Records supplied:
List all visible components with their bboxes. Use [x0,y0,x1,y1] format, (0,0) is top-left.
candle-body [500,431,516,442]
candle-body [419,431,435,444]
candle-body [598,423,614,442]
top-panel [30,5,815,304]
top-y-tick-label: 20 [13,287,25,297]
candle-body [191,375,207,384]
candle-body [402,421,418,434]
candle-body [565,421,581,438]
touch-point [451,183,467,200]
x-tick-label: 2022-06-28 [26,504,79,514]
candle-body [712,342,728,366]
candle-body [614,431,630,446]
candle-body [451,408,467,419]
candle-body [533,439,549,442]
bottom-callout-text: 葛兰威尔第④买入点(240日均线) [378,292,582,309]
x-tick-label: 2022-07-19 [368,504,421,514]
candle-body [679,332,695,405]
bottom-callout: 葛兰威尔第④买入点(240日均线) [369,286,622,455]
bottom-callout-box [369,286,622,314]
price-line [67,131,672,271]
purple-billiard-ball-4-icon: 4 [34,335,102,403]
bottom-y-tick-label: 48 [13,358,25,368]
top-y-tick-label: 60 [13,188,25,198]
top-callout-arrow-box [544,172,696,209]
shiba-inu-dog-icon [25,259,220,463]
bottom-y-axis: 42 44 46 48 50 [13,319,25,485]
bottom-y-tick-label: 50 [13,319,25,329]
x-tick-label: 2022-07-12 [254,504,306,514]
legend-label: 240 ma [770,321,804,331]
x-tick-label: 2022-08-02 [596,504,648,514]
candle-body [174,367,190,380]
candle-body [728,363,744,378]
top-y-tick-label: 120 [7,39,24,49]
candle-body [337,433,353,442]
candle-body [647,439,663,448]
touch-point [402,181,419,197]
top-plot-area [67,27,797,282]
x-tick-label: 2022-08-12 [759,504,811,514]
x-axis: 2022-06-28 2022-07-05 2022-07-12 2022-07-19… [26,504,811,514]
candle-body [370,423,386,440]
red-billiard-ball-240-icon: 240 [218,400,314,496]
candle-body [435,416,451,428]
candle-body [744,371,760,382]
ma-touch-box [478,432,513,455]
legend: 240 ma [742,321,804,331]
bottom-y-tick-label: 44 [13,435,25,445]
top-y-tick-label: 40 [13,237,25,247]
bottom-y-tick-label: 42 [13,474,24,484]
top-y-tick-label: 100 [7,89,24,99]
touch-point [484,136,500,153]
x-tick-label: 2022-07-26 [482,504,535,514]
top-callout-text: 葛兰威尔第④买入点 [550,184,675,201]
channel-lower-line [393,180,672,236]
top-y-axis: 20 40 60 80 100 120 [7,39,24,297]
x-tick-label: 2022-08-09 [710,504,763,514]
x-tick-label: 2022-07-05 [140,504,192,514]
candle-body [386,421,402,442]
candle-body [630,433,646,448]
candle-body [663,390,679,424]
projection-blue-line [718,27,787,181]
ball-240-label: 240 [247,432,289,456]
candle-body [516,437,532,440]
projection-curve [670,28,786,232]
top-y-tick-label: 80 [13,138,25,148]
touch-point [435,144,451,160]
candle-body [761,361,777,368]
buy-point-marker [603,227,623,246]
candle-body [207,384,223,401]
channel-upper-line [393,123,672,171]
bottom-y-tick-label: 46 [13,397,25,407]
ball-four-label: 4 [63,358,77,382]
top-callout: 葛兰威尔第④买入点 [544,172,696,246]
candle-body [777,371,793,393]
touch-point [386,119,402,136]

Task directions: Edit the material from its first line through the line containing "x-tick-label: 2022-08-12 [759,504,811,514]", inclusive, changing "touch-point" to "contact-point" and keeping everything else the same. Return only those lines.

Written solution:
List all visible components with their bboxes. Use [x0,y0,x1,y1] format, (0,0) is top-left.
candle-body [500,431,516,442]
candle-body [419,431,435,444]
candle-body [598,423,614,442]
top-panel [30,5,815,304]
top-y-tick-label: 20 [13,287,25,297]
candle-body [191,375,207,384]
candle-body [402,421,418,434]
candle-body [565,421,581,438]
contact-point [451,183,467,200]
x-tick-label: 2022-06-28 [26,504,79,514]
candle-body [712,342,728,366]
candle-body [614,431,630,446]
candle-body [451,408,467,419]
candle-body [533,439,549,442]
bottom-callout-text: 葛兰威尔第④买入点(240日均线) [378,292,582,309]
x-tick-label: 2022-07-19 [368,504,421,514]
candle-body [679,332,695,405]
bottom-callout: 葛兰威尔第④买入点(240日均线) [369,286,622,455]
bottom-callout-box [369,286,622,314]
price-line [67,131,672,271]
purple-billiard-ball-4-icon: 4 [34,335,102,403]
bottom-y-tick-label: 48 [13,358,25,368]
top-y-tick-label: 60 [13,188,25,198]
top-callout-arrow-box [544,172,696,209]
shiba-inu-dog-icon [25,259,220,463]
bottom-y-axis: 42 44 46 48 50 [13,319,25,485]
bottom-y-tick-label: 50 [13,319,25,329]
x-tick-label: 2022-07-12 [254,504,306,514]
legend-label: 240 ma [770,321,804,331]
x-tick-label: 2022-08-02 [596,504,648,514]
candle-body [174,367,190,380]
candle-body [728,363,744,378]
top-y-tick-label: 120 [7,39,24,49]
candle-body [337,433,353,442]
candle-body [647,439,663,448]
contact-point [402,181,419,197]
top-plot-area [67,27,797,282]
x-tick-label: 2022-08-12 [759,504,811,514]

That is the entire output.